◆ WHAT TO WORK ON ◆
Transcribe each line of the records below exactly, excluding any embedded images.

◆ GIVEN INFORMATION ◆
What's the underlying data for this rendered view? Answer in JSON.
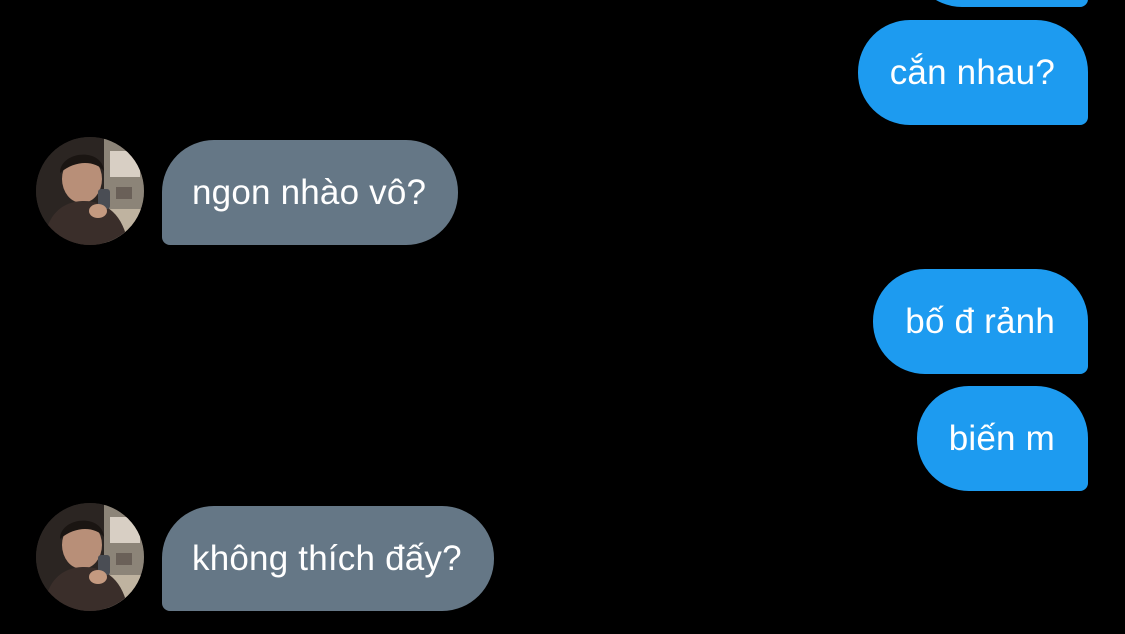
{
  "messages": [
    {
      "direction": "outgoing",
      "text": "cắn nhau?"
    },
    {
      "direction": "incoming",
      "text": "ngon nhào vô?"
    },
    {
      "direction": "outgoing",
      "text": "bố đ rảnh"
    },
    {
      "direction": "outgoing",
      "text": "biến m"
    },
    {
      "direction": "incoming",
      "text": "không thích đấy?"
    }
  ],
  "avatar": {
    "icon": "user-photo-avatar"
  },
  "colors": {
    "background": "#000000",
    "outgoing_bubble": "#1d9bf0",
    "incoming_bubble": "#657786",
    "text": "#ffffff"
  }
}
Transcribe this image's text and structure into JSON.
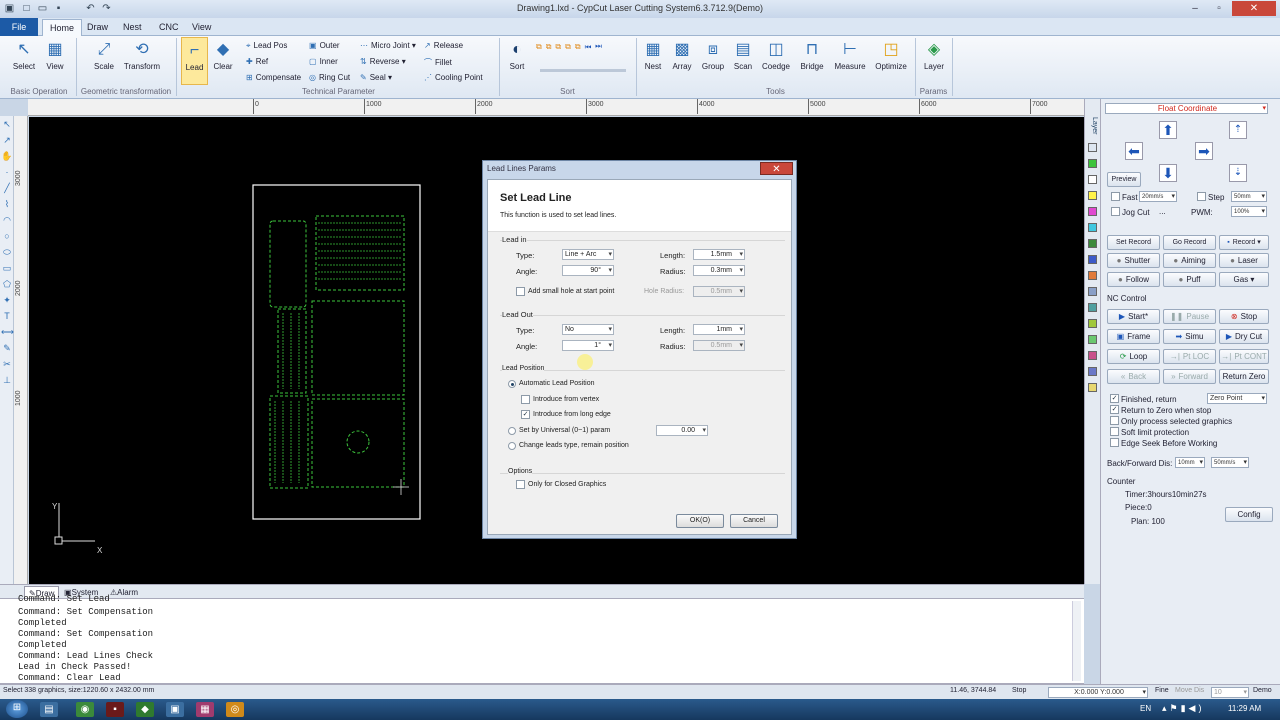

◆ WRITTEN SOLUTION ◆
What's the underlying data for this rendered view? Answer in JSON.
{
  "messages": [
    {
      "direction": "outgoing",
      "text": "cắn nhau?"
    },
    {
      "direction": "incoming",
      "text": "ngon nhào vô?"
    },
    {
      "direction": "outgoing",
      "text": "bố đ rảnh"
    },
    {
      "direction": "outgoing",
      "text": "biến m"
    },
    {
      "direction": "incoming",
      "text": "không thích đấy?"
    }
  ],
  "avatar": {
    "icon": "user-photo-avatar"
  },
  "colors": {
    "background": "#000000",
    "outgoing_bubble": "#1d9bf0",
    "incoming_bubble": "#657786",
    "text": "#ffffff"
  }
}
Transcribe this image's text and structure into JSON.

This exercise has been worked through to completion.